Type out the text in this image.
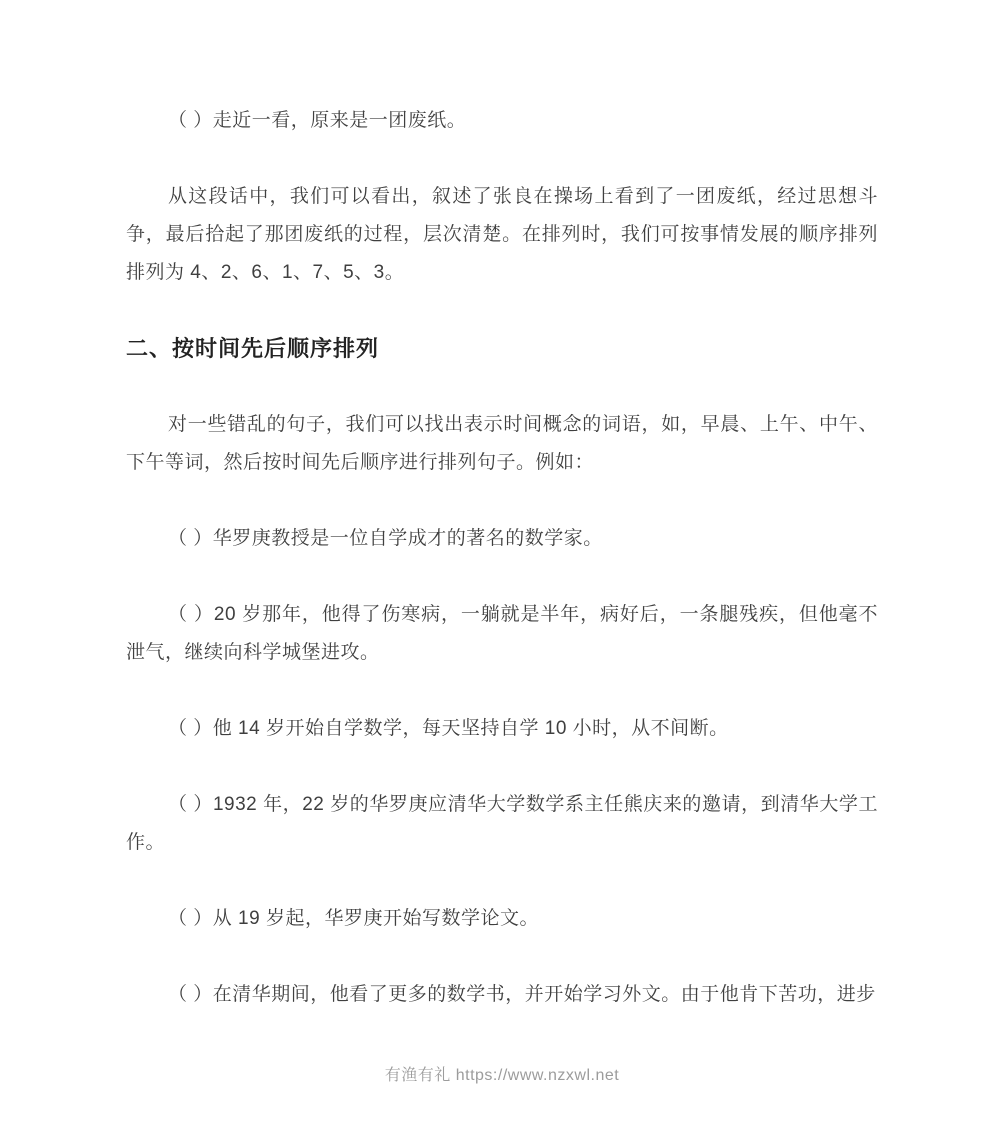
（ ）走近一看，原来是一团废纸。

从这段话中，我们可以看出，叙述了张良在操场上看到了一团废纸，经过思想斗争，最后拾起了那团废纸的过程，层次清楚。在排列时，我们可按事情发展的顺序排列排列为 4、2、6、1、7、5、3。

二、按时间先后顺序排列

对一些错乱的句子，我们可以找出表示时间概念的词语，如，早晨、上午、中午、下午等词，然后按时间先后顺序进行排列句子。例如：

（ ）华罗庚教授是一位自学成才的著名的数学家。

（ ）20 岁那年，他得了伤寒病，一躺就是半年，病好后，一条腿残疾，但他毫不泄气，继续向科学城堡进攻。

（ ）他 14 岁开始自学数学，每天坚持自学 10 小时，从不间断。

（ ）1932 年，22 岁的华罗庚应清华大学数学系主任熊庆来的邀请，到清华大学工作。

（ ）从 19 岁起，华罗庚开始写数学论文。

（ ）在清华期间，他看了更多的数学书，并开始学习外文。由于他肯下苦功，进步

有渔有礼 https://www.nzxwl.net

### EXERCISE REQUIREMENTS
Repeat the listing in full and exactly. Leave any pictures out.

### OUTPUT OF THE EXERCISE
Type out the text in this image.
（ ）走近一看，原来是一团废纸。

从这段话中，我们可以看出，叙述了张良在操场上看到了一团废纸，经过思想斗争，最后拾起了那团废纸的过程，层次清楚。在排列时，我们可按事情发展的顺序排列排列为 4、2、6、1、7、5、3。

二、按时间先后顺序排列

对一些错乱的句子，我们可以找出表示时间概念的词语，如，早晨、上午、中午、下午等词，然后按时间先后顺序进行排列句子。例如：

（ ）华罗庚教授是一位自学成才的著名的数学家。

（ ）20 岁那年，他得了伤寒病，一躺就是半年，病好后，一条腿残疾，但他毫不泄气，继续向科学城堡进攻。

（ ）他 14 岁开始自学数学，每天坚持自学 10 小时，从不间断。

（ ）1932 年，22 岁的华罗庚应清华大学数学系主任熊庆来的邀请，到清华大学工作。

（ ）从 19 岁起，华罗庚开始写数学论文。

（ ）在清华期间，他看了更多的数学书，并开始学习外文。由于他肯下苦功，进步

有渔有礼 https://www.nzxwl.net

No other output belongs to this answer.